Top of MATERIAL FOR THE TASK

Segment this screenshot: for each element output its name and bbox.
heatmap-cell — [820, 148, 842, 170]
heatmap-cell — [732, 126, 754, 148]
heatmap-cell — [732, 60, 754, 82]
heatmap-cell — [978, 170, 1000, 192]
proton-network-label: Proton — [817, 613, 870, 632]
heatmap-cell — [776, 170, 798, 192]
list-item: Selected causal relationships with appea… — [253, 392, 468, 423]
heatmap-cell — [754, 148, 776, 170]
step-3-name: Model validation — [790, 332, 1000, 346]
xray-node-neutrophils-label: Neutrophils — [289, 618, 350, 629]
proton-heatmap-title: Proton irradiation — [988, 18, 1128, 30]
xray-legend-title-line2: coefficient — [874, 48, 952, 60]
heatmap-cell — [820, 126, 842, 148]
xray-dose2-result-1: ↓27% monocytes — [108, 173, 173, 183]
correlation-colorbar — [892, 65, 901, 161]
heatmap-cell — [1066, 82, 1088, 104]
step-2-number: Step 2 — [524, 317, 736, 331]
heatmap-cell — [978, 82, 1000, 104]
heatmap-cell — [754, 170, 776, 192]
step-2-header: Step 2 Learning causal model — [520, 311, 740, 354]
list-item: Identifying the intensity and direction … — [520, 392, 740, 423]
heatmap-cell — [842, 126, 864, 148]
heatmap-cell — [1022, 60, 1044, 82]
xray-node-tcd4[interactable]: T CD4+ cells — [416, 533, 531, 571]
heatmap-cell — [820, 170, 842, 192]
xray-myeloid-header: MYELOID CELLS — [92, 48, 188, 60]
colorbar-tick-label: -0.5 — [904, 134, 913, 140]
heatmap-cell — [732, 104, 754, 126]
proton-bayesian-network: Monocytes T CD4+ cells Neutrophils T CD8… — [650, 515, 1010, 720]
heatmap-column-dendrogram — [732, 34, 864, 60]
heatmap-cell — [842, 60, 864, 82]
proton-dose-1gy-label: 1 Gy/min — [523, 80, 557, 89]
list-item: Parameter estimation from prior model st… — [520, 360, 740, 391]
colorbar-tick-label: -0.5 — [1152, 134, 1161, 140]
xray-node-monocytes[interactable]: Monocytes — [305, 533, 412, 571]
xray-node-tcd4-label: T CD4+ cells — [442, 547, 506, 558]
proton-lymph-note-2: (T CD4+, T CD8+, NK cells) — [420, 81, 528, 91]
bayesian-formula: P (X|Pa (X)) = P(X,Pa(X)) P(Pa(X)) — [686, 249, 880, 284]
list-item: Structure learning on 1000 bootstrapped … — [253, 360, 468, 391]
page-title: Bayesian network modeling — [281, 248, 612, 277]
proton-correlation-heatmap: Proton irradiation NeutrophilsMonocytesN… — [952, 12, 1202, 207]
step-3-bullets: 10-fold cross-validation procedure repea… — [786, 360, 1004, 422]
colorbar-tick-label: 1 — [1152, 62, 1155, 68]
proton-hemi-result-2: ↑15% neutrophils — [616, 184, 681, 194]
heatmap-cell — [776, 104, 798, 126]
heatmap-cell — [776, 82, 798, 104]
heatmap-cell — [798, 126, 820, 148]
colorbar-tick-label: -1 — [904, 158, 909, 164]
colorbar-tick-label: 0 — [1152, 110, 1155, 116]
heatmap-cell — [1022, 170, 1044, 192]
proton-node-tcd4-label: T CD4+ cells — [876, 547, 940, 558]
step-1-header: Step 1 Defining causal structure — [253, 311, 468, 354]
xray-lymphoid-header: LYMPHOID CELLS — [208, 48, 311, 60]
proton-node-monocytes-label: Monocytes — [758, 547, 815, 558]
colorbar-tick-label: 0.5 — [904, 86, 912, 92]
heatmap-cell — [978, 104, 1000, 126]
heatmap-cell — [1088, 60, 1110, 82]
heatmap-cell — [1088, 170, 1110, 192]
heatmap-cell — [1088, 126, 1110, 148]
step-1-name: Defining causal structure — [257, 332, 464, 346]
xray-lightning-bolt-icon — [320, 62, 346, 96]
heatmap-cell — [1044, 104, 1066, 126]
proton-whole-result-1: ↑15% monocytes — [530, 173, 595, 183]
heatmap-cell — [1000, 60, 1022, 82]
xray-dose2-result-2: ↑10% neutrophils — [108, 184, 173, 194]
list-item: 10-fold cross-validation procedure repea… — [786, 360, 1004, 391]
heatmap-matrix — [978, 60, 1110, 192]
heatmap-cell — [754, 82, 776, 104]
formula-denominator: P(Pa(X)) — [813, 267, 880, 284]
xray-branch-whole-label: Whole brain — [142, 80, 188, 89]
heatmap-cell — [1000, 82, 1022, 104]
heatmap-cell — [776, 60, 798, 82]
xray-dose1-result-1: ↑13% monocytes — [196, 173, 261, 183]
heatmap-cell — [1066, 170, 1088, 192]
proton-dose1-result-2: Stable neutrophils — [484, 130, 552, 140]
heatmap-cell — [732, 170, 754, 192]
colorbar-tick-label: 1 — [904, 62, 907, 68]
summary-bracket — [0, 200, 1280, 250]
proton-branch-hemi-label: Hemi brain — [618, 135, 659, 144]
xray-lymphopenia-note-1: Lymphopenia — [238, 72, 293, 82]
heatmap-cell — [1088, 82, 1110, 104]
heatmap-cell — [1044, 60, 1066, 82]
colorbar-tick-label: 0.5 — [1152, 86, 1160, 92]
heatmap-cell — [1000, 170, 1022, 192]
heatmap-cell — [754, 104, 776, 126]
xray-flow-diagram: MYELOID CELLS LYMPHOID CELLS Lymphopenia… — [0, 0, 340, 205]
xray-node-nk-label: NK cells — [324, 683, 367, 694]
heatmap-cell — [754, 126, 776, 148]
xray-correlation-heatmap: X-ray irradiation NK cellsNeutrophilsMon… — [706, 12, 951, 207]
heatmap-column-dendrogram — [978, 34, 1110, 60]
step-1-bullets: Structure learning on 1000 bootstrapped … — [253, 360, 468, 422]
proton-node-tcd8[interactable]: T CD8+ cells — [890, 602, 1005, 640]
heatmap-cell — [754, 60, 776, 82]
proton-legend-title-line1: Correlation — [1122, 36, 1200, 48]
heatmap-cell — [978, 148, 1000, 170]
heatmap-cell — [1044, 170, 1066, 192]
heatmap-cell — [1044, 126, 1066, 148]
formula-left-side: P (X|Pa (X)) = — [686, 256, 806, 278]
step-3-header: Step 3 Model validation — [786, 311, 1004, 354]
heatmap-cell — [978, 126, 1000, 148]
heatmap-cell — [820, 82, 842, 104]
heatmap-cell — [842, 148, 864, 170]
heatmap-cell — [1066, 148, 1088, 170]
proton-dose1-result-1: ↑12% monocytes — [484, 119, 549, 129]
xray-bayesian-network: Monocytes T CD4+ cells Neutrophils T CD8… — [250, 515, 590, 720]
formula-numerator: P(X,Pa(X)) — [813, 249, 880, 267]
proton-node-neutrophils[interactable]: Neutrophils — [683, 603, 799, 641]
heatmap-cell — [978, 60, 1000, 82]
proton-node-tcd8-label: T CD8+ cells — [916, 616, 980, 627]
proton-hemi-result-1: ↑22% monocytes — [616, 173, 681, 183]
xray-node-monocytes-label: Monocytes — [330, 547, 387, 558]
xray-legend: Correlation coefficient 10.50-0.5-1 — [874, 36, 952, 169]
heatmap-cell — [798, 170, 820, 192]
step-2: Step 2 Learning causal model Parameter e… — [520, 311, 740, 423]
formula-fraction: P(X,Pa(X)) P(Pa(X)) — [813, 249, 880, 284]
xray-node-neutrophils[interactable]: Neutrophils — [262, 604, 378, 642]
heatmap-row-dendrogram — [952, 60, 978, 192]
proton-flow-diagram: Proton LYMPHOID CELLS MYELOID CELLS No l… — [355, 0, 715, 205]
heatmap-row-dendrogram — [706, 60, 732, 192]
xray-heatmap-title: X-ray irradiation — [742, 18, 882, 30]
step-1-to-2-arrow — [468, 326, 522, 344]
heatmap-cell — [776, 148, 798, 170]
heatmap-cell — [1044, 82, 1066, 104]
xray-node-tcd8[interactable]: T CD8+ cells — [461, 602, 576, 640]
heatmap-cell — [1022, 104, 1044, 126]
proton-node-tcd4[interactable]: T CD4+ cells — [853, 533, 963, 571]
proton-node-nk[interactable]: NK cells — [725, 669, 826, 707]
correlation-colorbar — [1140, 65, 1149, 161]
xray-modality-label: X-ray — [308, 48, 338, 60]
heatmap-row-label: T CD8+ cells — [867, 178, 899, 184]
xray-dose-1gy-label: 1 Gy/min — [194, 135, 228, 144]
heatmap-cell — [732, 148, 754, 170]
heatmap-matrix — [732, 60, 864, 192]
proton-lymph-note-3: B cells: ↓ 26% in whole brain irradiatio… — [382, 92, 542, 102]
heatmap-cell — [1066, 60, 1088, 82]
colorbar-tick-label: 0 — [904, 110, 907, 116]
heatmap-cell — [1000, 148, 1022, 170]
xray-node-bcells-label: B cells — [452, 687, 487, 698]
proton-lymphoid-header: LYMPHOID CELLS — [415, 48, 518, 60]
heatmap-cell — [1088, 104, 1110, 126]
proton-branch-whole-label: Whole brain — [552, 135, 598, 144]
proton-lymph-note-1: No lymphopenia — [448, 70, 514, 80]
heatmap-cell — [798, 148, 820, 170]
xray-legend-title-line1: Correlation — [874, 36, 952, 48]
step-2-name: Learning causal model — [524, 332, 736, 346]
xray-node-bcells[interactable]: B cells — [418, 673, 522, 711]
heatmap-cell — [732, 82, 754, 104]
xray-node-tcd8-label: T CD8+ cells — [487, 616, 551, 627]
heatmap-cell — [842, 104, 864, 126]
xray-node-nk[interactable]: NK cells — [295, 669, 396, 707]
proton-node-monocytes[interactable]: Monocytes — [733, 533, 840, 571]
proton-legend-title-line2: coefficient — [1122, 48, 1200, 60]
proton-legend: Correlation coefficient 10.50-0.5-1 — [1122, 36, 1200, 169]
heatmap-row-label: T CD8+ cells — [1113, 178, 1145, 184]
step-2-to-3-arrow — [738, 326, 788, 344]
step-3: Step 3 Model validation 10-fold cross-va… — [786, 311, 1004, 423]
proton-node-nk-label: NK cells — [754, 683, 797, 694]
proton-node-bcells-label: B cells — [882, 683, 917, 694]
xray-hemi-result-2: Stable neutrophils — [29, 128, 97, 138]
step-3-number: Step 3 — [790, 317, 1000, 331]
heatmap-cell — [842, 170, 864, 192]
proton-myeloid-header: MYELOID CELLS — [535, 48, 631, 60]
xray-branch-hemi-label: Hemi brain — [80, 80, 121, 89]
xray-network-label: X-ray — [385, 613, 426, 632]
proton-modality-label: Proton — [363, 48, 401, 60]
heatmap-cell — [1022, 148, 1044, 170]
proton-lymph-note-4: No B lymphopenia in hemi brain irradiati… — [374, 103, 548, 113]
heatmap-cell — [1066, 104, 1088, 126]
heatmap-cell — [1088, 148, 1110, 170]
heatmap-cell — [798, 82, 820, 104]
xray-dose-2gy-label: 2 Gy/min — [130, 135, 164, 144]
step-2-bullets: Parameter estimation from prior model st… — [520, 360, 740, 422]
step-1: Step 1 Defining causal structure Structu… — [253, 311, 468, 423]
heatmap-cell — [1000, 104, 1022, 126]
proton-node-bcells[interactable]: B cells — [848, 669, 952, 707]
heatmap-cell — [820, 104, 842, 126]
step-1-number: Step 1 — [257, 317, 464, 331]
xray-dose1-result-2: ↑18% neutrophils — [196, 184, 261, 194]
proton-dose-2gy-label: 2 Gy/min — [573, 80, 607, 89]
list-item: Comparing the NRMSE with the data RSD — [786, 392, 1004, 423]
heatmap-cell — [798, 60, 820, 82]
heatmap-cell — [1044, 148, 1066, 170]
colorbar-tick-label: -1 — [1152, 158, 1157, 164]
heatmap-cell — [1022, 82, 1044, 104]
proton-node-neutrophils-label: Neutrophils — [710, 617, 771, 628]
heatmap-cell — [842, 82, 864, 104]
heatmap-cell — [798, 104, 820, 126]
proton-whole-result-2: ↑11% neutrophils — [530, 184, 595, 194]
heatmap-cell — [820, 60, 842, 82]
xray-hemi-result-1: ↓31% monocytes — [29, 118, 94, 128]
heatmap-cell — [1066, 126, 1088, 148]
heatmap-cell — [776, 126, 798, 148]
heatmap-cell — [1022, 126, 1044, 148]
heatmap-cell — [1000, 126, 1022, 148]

Bottom of MATERIAL FOR THE TASK

DESCRIPTION OF THE TASK: All lines of the records above with the word "validation" in them are to be copied.

RESPONSE:
step-3-name: Model validation — [790, 332, 1000, 346]
step-3-bullets: 10-fold cross-validation procedure repea… — [786, 360, 1004, 422]
list-item: 10-fold cross-validation procedure repea… — [786, 360, 1004, 391]
step-3-header: Step 3 Model validation — [786, 311, 1004, 354]
step-3: Step 3 Model validation 10-fold cross-va… — [786, 311, 1004, 423]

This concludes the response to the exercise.